**Direction:** Go through the data below. List every line that holds the word "icon".

**Data rows:**
======

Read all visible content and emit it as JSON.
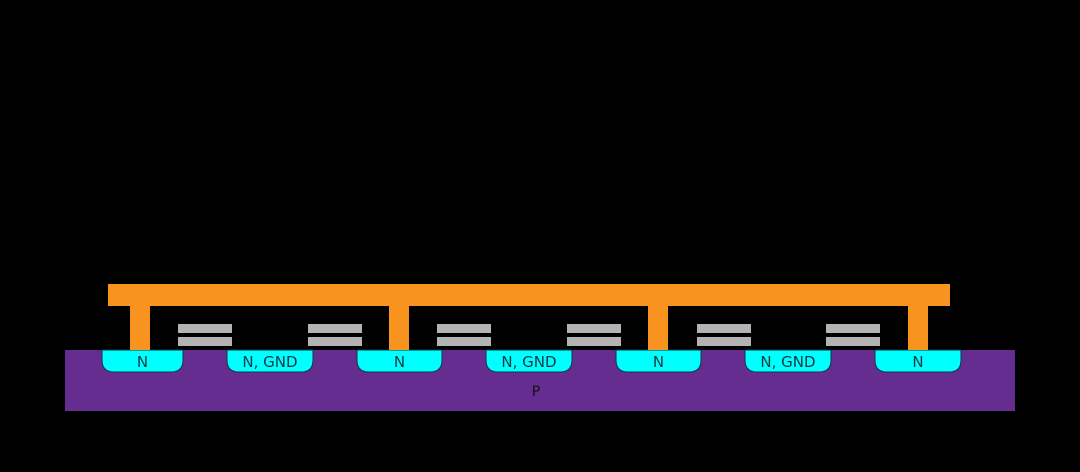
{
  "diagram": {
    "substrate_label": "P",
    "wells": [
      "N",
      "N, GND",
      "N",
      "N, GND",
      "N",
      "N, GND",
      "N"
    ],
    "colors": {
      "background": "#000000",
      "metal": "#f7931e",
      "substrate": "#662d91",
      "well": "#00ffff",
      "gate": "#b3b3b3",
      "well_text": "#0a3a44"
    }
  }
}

======

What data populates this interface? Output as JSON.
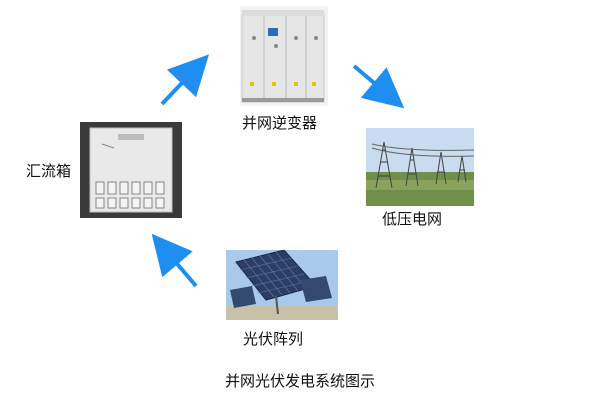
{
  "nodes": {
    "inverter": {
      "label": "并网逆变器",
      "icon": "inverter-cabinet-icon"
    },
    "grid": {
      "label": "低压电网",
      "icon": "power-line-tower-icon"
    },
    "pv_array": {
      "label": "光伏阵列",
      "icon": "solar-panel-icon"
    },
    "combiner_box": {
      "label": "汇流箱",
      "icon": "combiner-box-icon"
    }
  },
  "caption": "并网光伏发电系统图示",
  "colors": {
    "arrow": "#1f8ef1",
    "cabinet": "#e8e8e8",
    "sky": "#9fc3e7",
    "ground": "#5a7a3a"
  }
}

======

**Solution for this problem:**
      "icon": "inverter-cabinet-icon"
      "icon": "power-line-tower-icon"
      "icon": "solar-panel-icon"
      "icon": "combiner-box-icon"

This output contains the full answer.